WRITTEN PROBLEM:
Go through the records below line by line. Count the lines with "písemných" and give the count alone.
* begin RECORDS FOR THE EXERCISE *
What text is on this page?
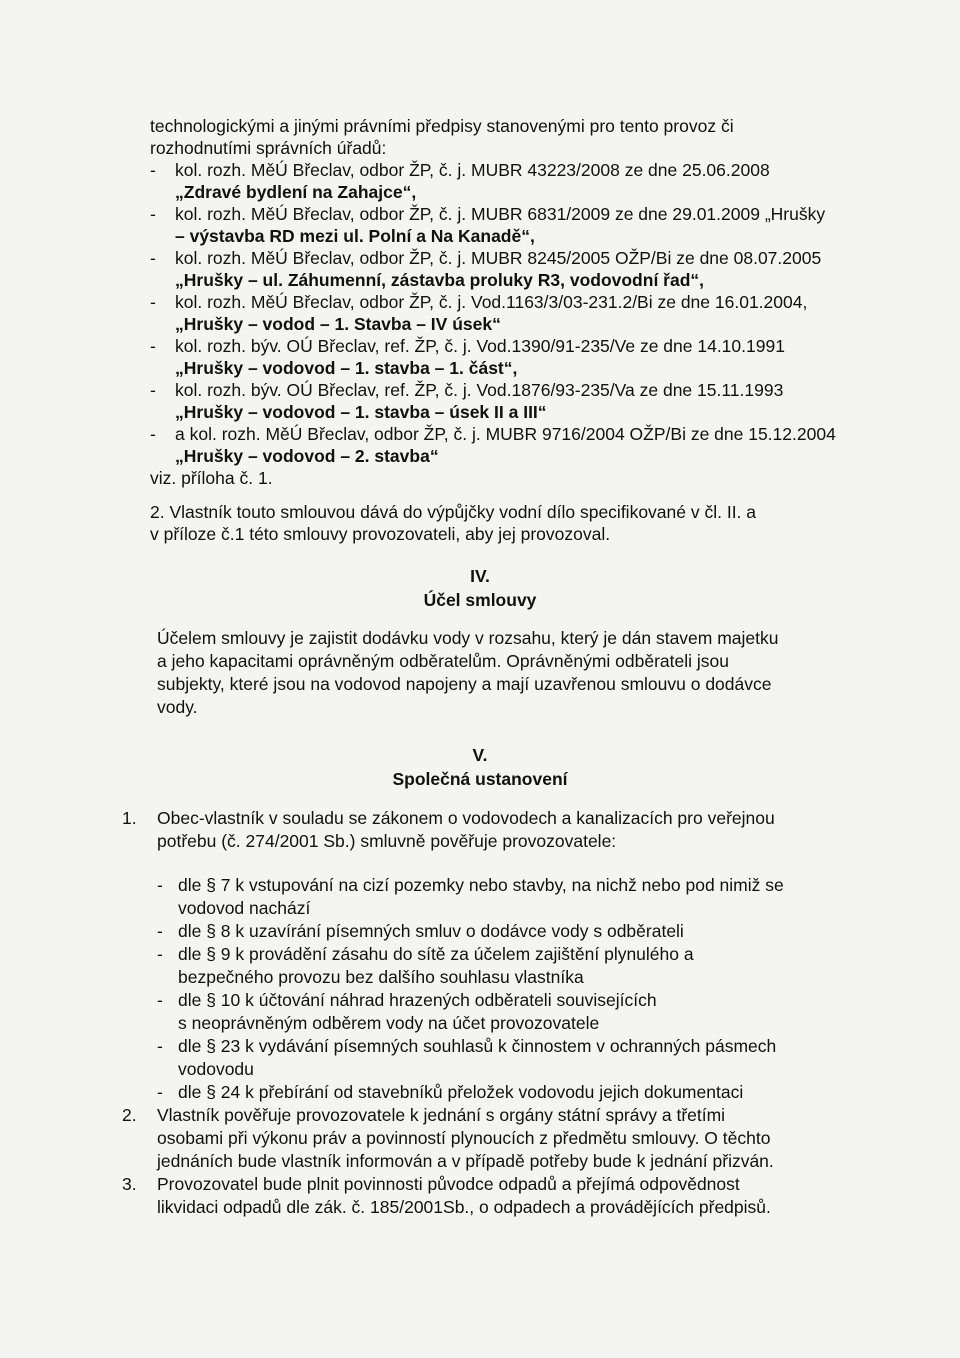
technologickými a jinými právními předpisy stanovenými pro tento provoz či
rozhodnutími správních úřadů:
- kol. rozh. MěÚ Břeclav, odbor ŽP, č. j. MUBR 43223/2008 ze dne 25.06.2008
„Zdravé bydlení na Zahajce“,
- kol. rozh. MěÚ Břeclav, odbor ŽP, č. j. MUBR 6831/2009 ze dne 29.01.2009 „Hrušky
– výstavba RD mezi ul. Polní a Na Kanadě“,
- kol. rozh. MěÚ Břeclav, odbor ŽP, č. j. MUBR 8245/2005 OŽP/Bi ze dne 08.07.2005
„Hrušky – ul. Záhumenní, zástavba proluky R3, vodovodní řad“,
- kol. rozh. MěÚ Břeclav, odbor ŽP, č. j. Vod.1163/3/03-231.2/Bi ze dne 16.01.2004,
„Hrušky – vodod – 1. Stavba – IV úsek“
- kol. rozh. býv. OÚ Břeclav, ref. ŽP, č. j. Vod.1390/91-235/Ve ze dne 14.10.1991
„Hrušky – vodovod – 1. stavba – 1. část“,
- kol. rozh. býv. OÚ Břeclav, ref. ŽP, č. j. Vod.1876/93-235/Va ze dne 15.11.1993
„Hrušky – vodovod – 1. stavba – úsek II a III“
- a kol. rozh. MěÚ Břeclav, odbor ŽP, č. j. MUBR 9716/2004 OŽP/Bi ze dne 15.12.2004
„Hrušky – vodovod – 2. stavba“
viz. příloha č. 1.
2. Vlastník touto smlouvou dává do výpůjčky vodní dílo specifikované v čl. II. a
v příloze č.1 této smlouvy provozovateli, aby jej provozoval.
IV.
Účel smlouvy
Účelem smlouvy je zajistit dodávku vody v rozsahu, který je dán stavem majetku
a jeho kapacitami oprávněným odběratelům. Oprávněnými odběrateli jsou
subjekty, které jsou na vodovod napojeny a mají uzavřenou smlouvu o dodávce
vody.
V.
Společná ustanovení
1. Obec-vlastník v souladu se zákonem o vodovodech a kanalizacích pro veřejnou
potřebu (č. 274/2001 Sb.) smluvně pověřuje provozovatele:
- dle § 7 k vstupování na cizí pozemky nebo stavby, na nichž nebo pod nimiž se
vodovod nachází
- dle § 8 k uzavírání písemných smluv o dodávce vody s odběrateli
- dle § 9 k provádění zásahu do sítě za účelem zajištění plynulého a
bezpečného provozu bez dalšího souhlasu vlastníka
- dle § 10 k účtování náhrad hrazených odběrateli souvisejících
s neoprávněným odběrem vody na účet provozovatele
- dle § 23 k vydávání písemných souhlasů k činnostem v ochranných pásmech
vodovodu
- dle § 24 k přebírání od stavebníků přeložek vodovodu jejich dokumentaci
2. Vlastník pověřuje provozovatele k jednání s orgány státní správy a třetími
osobami při výkonu práv a povinností plynoucích z předmětu smlouvy. O těchto
jednáních bude vlastník informován a v případě potřeby bude k jednání přizván.
3. Provozovatel bude plnit povinnosti původce odpadů a přejímá odpovědnost
likvidaci odpadů dle zák. č. 185/2001Sb., o odpadech a provádějících předpisů.
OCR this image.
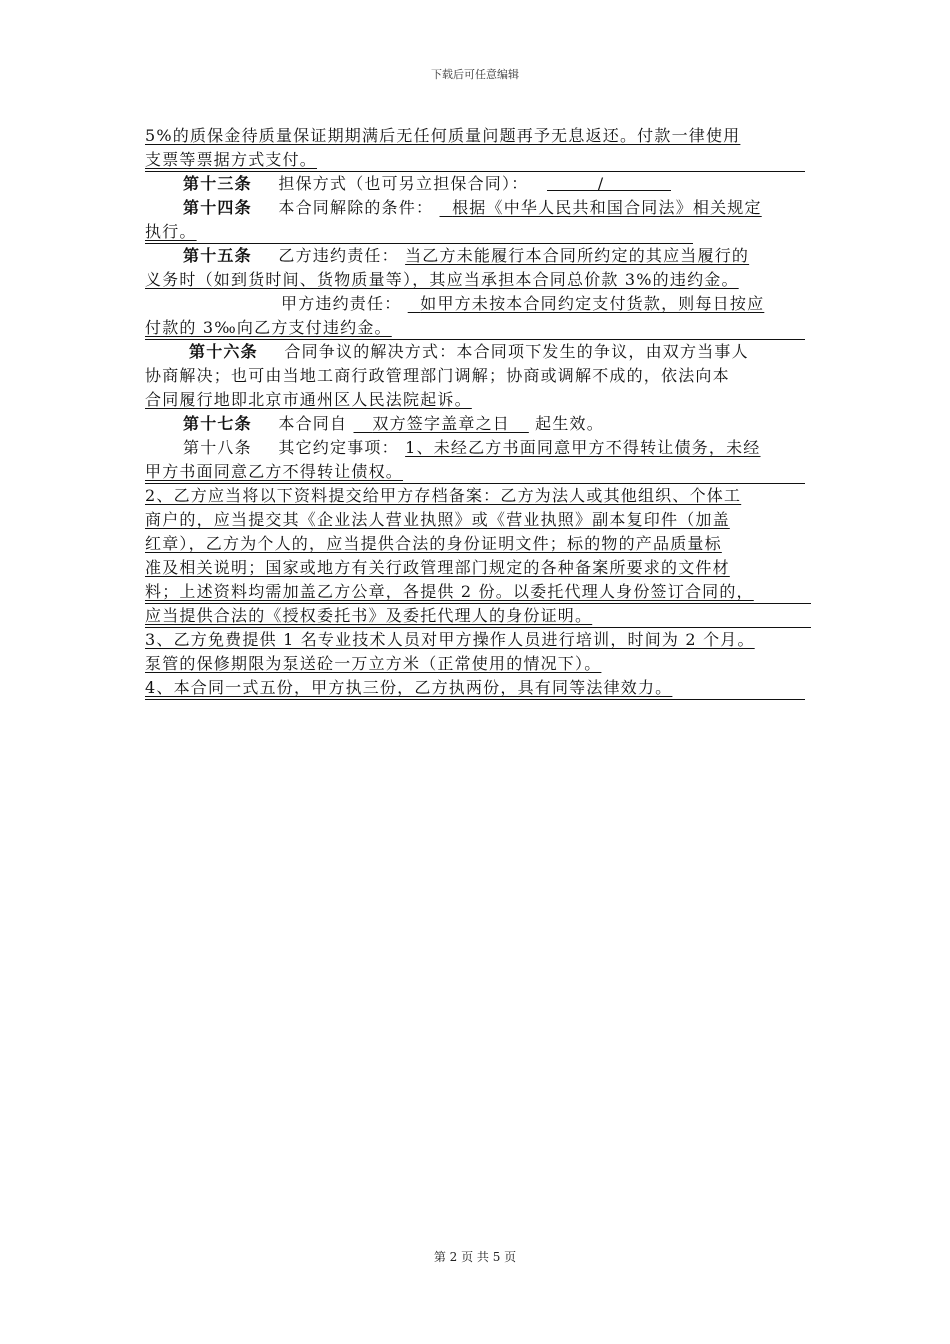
下载后可任意编辑
5%的质保金待质量保证期期满后无任何质量问题再予无息返还。付款一律使用
支票等票据方式支付。
第十三条 担保方式（也可另立担保合同）：	/
第十四条 本合同解除的条件： 根据《中华人民共和国合同法》相关规定
执行。
第十五条 乙方违约责任： 当乙方未能履行本合同所约定的其应当履行的
义务时（如到货时间、货物质量等），其应当承担本合同总价款 3%的违约金。
甲方违约责任： 如甲方未按本合同约定支付货款，则每日按应
付款的 3‰向乙方支付违约金。
第十六条 合同争议的解决方式：本合同项下发生的争议，由双方当事人
协商解决；也可由当地工商行政管理部门调解；协商或调解不成的，依法向本
合同履行地即北京市通州区人民法院起诉。
第十七条 本合同自 双方签字盖章之日 起生效。
第十八条 其它约定事项： 1、未经乙方书面同意甲方不得转让债务，未经
甲方书面同意乙方不得转让债权。
2、乙方应当将以下资料提交给甲方存档备案：乙方为法人或其他组织、个体工
商户的，应当提交其《企业法人营业执照》或《营业执照》副本复印件（加盖
红章），乙方为个人的，应当提供合法的身份证明文件；标的物的产品质量标
准及相关说明；国家或地方有关行政管理部门规定的各种备案所要求的文件材
料；上述资料均需加盖乙方公章，各提供 2 份。以委托代理人身份签订合同的，
应当提供合法的《授权委托书》及委托代理人的身份证明。
3、乙方免费提供 1 名专业技术人员对甲方操作人员进行培训，时间为 2 个月。
泵管的保修期限为泵送砼一万立方米（正常使用的情况下）。
4、本合同一式五份，甲方执三份，乙方执两份，具有同等法律效力。
第 2 页 共 5 页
* end RECORDS FOR THE EXERCISE *
RESPONSE TO THE EXERCISE:
2